--- Provided information ---
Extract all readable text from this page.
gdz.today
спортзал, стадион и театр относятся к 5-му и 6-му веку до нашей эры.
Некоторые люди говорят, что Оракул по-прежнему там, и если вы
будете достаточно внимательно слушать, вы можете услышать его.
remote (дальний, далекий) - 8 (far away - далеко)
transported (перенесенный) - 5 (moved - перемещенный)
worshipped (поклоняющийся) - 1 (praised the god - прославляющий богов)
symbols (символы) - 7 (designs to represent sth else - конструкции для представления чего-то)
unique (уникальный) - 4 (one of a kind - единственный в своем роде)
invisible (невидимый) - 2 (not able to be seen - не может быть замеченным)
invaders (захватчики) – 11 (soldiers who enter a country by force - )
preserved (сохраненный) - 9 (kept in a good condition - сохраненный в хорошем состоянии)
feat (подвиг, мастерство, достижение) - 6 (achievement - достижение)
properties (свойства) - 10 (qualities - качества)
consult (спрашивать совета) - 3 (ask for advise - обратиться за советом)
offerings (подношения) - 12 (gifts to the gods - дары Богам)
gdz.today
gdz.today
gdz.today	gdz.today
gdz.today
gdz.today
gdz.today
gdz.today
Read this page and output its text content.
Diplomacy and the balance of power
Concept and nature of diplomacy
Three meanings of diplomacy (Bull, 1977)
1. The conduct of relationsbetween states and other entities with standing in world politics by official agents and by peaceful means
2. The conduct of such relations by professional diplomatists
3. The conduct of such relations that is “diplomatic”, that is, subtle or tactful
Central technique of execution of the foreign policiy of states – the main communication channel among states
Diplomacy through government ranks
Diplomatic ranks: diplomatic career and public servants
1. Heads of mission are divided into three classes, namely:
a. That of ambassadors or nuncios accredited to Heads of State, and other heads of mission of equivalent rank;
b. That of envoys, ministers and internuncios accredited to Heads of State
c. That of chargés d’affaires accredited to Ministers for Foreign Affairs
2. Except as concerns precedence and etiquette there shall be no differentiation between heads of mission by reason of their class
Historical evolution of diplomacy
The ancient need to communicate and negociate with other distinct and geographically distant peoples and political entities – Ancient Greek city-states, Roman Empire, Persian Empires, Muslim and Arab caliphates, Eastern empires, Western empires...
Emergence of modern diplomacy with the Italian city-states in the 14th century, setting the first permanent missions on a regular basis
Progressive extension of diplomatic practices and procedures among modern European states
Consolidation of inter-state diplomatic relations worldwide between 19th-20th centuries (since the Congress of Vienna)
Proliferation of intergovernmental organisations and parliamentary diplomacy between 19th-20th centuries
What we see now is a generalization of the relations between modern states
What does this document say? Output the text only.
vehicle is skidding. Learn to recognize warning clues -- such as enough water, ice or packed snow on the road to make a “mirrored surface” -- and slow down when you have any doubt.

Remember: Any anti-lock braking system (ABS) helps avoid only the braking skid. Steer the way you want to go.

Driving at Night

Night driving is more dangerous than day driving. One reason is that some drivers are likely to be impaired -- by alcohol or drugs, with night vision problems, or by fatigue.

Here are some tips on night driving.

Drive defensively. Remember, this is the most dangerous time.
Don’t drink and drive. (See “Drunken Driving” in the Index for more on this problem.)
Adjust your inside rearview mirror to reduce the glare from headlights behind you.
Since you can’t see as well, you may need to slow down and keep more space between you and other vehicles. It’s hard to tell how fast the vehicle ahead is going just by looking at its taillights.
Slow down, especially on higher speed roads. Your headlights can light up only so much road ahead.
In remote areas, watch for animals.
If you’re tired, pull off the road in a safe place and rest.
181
---
What to work on: Write out each line of the data that holds the string "city".

Task output:
The ancient need to communicate and negociate with other distinct and geographically distant peoples and political entities – Ancient Greek city-states, Roman Empire, Persian Empires, Muslim and Arab caliphates, Eastern empires, Western empires...
Emergence of modern diplomacy with the Italian city-states in the 14th century, setting the first permanent missions on a regular basis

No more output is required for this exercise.